WHAT IS NEEDED:
Everything in the listing should be restated word for word.

INFORMATION GIVEN:
· · ·

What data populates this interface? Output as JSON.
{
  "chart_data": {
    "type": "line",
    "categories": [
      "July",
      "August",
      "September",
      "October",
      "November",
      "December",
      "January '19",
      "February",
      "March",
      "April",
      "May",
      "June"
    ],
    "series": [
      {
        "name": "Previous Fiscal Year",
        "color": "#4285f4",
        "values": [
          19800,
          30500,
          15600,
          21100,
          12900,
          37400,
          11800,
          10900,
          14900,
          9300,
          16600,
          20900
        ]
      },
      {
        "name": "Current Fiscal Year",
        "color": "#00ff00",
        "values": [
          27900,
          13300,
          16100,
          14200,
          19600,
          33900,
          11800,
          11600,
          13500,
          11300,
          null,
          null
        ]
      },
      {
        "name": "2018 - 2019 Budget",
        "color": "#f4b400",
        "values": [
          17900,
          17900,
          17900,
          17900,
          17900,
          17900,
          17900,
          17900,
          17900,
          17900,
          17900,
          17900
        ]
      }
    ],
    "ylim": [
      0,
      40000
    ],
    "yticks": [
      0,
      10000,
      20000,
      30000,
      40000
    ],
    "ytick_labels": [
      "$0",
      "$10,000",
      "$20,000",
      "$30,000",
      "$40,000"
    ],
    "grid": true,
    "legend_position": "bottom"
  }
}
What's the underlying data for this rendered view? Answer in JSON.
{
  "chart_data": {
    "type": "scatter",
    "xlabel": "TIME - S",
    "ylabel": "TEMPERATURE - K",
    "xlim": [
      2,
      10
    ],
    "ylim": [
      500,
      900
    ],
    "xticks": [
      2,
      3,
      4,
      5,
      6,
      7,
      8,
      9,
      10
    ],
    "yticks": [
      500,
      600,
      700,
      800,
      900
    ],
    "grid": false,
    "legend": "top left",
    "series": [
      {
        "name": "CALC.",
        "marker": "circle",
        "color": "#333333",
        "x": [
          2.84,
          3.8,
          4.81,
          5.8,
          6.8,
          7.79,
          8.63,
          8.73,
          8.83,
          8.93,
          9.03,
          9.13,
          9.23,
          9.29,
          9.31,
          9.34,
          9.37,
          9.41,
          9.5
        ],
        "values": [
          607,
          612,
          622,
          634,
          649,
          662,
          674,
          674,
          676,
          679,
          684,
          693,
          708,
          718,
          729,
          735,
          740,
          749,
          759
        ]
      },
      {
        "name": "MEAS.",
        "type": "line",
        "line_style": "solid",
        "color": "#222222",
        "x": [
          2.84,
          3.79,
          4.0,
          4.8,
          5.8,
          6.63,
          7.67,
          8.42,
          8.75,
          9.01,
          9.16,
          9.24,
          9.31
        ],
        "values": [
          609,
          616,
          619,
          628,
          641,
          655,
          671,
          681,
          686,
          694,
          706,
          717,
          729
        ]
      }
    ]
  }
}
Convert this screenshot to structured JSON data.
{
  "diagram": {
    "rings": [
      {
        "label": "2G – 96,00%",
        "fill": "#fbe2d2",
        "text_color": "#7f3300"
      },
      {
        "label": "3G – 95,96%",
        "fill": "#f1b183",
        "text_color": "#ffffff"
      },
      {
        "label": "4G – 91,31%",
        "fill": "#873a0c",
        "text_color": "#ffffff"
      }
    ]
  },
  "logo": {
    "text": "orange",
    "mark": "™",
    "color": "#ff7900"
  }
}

· · ·

THE ANSWER:
What data populates this interface? Output as JSON.
{
  "chart_data": {
    "type": "line",
    "categories": [
      "July",
      "August",
      "September",
      "October",
      "November",
      "December",
      "January '19",
      "February",
      "March",
      "April",
      "May",
      "June"
    ],
    "series": [
      {
        "name": "Previous Fiscal Year",
        "color": "#4285f4",
        "values": [
          19800,
          30500,
          15600,
          21100,
          12900,
          37400,
          11800,
          10900,
          14900,
          9300,
          16600,
          20900
        ]
      },
      {
        "name": "Current Fiscal Year",
        "color": "#00ff00",
        "values": [
          27900,
          13300,
          16100,
          14200,
          19600,
          33900,
          11800,
          11600,
          13500,
          11300,
          null,
          null
        ]
      },
      {
        "name": "2018 - 2019 Budget",
        "color": "#f4b400",
        "values": [
          17900,
          17900,
          17900,
          17900,
          17900,
          17900,
          17900,
          17900,
          17900,
          17900,
          17900,
          17900
        ]
      }
    ],
    "ylim": [
      0,
      40000
    ],
    "yticks": [
      0,
      10000,
      20000,
      30000,
      40000
    ],
    "ytick_labels": [
      "$0",
      "$10,000",
      "$20,000",
      "$30,000",
      "$40,000"
    ],
    "grid": true,
    "legend_position": "bottom"
  }
}
What's the underlying data for this rendered view? Answer in JSON.
{
  "chart_data": {
    "type": "scatter",
    "xlabel": "TIME - S",
    "ylabel": "TEMPERATURE - K",
    "xlim": [
      2,
      10
    ],
    "ylim": [
      500,
      900
    ],
    "xticks": [
      2,
      3,
      4,
      5,
      6,
      7,
      8,
      9,
      10
    ],
    "yticks": [
      500,
      600,
      700,
      800,
      900
    ],
    "grid": false,
    "legend": "top left",
    "series": [
      {
        "name": "CALC.",
        "marker": "circle",
        "color": "#333333",
        "x": [
          2.84,
          3.8,
          4.81,
          5.8,
          6.8,
          7.79,
          8.63,
          8.73,
          8.83,
          8.93,
          9.03,
          9.13,
          9.23,
          9.29,
          9.31,
          9.34,
          9.37,
          9.41,
          9.5
        ],
        "values": [
          607,
          612,
          622,
          634,
          649,
          662,
          674,
          674,
          676,
          679,
          684,
          693,
          708,
          718,
          729,
          735,
          740,
          749,
          759
        ]
      },
      {
        "name": "MEAS.",
        "type": "line",
        "line_style": "solid",
        "color": "#222222",
        "x": [
          2.84,
          3.79,
          4.0,
          4.8,
          5.8,
          6.63,
          7.67,
          8.42,
          8.75,
          9.01,
          9.16,
          9.24,
          9.31
        ],
        "values": [
          609,
          616,
          619,
          628,
          641,
          655,
          671,
          681,
          686,
          694,
          706,
          717,
          729
        ]
      }
    ]
  }
}
Convert this screenshot to structured JSON data.
{
  "diagram": {
    "rings": [
      {
        "label": "2G – 96,00%",
        "fill": "#fbe2d2",
        "text_color": "#7f3300"
      },
      {
        "label": "3G – 95,96%",
        "fill": "#f1b183",
        "text_color": "#ffffff"
      },
      {
        "label": "4G – 91,31%",
        "fill": "#873a0c",
        "text_color": "#ffffff"
      }
    ]
  },
  "logo": {
    "text": "orange",
    "mark": "™",
    "color": "#ff7900"
  }
}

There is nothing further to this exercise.